EXERCISE DETAILS – Search the entries for the word "this" and pull out each line that has it.

-- START SUPPLIED ENTRIES --

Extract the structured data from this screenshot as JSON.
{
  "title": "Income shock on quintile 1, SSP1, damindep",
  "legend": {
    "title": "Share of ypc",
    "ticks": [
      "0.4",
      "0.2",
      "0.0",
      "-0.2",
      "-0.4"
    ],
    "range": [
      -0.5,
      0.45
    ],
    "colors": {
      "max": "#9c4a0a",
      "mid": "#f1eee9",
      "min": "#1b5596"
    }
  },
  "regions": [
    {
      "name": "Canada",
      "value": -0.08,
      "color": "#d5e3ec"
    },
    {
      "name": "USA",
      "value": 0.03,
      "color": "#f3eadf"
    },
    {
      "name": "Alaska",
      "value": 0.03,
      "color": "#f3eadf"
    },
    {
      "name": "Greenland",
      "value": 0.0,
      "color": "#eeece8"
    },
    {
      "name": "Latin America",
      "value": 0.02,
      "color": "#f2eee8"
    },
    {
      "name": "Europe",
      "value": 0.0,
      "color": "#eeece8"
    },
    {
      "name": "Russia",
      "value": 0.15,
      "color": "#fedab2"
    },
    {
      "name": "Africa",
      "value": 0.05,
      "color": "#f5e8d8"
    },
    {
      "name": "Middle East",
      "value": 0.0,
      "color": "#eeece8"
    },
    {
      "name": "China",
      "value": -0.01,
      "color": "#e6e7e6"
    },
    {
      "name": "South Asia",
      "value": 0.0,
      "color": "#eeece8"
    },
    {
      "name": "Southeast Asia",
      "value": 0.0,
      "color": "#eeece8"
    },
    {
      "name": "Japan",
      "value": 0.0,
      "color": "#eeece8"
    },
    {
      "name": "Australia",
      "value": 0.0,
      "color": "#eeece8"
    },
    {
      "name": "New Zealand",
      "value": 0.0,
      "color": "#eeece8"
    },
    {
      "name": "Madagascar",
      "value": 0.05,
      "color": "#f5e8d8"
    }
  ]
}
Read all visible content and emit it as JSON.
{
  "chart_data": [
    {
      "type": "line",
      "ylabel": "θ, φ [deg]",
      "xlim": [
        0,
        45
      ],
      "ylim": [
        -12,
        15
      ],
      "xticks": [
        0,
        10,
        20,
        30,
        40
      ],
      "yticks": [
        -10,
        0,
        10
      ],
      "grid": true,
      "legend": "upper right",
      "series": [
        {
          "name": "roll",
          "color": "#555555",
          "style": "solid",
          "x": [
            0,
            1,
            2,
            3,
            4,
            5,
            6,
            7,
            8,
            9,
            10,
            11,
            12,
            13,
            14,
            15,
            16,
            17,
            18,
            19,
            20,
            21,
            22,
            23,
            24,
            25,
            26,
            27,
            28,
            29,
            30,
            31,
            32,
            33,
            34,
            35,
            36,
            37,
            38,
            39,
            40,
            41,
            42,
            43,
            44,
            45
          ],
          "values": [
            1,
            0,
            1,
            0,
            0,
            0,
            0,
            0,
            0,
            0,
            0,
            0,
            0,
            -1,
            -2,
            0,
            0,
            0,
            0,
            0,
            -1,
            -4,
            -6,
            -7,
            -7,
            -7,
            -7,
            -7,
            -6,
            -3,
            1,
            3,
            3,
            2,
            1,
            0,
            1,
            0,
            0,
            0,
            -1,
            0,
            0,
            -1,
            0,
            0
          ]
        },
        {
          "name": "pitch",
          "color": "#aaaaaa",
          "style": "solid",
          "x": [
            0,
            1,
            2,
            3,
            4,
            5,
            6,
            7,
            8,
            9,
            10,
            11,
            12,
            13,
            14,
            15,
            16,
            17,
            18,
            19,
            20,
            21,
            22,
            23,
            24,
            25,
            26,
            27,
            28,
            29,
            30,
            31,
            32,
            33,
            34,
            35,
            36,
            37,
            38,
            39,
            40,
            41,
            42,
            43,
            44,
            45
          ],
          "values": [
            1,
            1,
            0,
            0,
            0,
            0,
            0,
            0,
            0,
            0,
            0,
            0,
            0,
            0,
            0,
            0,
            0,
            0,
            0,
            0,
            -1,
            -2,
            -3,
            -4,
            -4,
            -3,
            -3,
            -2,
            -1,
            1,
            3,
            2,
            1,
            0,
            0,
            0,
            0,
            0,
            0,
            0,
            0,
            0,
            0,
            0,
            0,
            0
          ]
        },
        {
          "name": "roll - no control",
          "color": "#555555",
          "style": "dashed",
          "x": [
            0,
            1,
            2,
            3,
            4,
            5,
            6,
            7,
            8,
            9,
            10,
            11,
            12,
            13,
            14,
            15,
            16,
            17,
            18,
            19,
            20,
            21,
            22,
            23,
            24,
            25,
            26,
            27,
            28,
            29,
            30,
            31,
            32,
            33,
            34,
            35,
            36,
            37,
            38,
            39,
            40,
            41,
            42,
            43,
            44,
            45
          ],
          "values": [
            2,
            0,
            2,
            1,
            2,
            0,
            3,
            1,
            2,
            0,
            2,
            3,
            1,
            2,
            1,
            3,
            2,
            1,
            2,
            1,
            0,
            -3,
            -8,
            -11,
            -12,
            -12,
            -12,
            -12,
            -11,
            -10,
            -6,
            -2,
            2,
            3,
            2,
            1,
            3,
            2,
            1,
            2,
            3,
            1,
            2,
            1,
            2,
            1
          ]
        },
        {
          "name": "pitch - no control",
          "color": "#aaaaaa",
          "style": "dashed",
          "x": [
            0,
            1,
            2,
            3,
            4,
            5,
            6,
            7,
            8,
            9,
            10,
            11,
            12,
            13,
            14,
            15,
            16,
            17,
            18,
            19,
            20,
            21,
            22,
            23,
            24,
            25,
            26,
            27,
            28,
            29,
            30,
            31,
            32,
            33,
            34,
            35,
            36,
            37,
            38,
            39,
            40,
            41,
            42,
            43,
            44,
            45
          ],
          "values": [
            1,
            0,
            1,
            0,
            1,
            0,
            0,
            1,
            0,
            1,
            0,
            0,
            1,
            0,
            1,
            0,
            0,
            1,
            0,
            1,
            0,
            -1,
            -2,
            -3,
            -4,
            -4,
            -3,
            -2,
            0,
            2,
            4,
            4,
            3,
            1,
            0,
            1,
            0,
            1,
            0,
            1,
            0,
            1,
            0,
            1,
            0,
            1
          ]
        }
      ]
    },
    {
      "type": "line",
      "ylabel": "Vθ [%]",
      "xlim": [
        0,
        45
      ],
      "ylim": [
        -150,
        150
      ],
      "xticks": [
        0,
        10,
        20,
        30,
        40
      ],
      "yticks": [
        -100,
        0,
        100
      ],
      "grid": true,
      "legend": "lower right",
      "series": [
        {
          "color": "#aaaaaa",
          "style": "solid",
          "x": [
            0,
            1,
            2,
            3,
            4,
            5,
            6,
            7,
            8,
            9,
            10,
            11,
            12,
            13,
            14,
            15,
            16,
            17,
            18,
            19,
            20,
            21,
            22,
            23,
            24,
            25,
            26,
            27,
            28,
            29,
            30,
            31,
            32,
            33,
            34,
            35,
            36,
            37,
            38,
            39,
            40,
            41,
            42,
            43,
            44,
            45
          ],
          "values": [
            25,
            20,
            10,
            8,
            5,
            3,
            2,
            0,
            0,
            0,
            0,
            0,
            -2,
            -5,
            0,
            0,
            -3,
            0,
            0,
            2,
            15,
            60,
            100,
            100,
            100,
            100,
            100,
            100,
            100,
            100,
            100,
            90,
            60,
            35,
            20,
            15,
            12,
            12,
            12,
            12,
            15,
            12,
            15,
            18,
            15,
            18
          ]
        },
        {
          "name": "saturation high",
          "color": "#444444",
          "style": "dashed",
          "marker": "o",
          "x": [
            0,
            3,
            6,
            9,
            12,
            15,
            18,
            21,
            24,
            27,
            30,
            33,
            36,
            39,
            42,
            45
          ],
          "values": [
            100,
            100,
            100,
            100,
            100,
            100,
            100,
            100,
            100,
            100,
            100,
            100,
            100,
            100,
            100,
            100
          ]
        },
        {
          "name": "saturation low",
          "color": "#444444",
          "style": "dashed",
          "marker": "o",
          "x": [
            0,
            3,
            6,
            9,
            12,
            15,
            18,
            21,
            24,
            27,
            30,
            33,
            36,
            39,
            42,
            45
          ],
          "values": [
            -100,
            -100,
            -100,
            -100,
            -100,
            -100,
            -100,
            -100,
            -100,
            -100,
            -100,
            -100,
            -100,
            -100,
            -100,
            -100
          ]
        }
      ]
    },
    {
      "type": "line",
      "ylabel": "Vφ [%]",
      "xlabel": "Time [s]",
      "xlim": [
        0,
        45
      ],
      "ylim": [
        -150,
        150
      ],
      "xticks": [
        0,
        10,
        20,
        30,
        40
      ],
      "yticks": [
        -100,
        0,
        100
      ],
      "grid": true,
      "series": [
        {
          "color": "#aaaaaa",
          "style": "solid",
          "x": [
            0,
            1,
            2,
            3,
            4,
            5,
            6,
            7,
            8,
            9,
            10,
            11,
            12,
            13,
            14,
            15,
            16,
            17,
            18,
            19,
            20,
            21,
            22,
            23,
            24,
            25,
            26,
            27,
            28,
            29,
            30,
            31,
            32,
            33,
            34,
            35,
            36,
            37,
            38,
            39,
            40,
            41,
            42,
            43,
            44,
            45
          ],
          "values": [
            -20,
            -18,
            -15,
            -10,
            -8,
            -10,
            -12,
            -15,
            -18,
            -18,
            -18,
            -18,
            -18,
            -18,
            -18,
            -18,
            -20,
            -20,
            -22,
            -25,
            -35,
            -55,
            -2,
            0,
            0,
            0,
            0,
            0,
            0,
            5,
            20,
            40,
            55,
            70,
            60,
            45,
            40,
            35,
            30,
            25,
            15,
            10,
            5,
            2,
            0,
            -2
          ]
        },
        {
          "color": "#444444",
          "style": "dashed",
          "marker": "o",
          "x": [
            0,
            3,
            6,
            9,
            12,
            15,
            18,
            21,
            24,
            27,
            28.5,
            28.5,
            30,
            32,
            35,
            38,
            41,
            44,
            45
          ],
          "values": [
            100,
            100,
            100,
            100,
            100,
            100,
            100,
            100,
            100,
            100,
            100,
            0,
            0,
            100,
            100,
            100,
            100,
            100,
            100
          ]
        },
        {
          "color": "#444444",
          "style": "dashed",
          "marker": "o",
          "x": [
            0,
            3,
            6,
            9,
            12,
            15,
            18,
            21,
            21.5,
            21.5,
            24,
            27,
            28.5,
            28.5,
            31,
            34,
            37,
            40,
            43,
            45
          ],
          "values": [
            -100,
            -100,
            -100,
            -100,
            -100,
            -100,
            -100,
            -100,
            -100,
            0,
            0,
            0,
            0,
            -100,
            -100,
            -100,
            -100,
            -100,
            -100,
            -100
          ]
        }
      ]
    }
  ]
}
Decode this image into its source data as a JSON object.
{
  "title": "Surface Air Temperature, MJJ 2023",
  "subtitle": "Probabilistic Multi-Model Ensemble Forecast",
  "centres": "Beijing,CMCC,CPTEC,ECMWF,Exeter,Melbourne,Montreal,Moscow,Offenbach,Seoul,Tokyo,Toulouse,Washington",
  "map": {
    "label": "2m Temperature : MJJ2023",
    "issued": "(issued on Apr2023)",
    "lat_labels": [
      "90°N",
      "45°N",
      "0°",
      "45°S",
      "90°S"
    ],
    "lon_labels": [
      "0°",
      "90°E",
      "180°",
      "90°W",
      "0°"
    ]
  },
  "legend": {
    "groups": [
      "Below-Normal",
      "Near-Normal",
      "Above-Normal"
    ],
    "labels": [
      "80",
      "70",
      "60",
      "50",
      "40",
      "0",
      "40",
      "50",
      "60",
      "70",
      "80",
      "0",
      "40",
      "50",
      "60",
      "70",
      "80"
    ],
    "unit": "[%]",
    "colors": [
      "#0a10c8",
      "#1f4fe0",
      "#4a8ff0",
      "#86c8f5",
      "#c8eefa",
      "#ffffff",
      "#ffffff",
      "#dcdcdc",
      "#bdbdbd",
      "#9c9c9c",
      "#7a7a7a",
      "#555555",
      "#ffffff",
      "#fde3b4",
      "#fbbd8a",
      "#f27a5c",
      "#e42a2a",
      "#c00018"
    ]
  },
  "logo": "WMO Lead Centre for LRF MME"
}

-- END SUPPLIED ENTRIES --

FINISHED TASK –
Extract the structured data from this screenshot as JSON.
Decode this image into its source data as a JSON object.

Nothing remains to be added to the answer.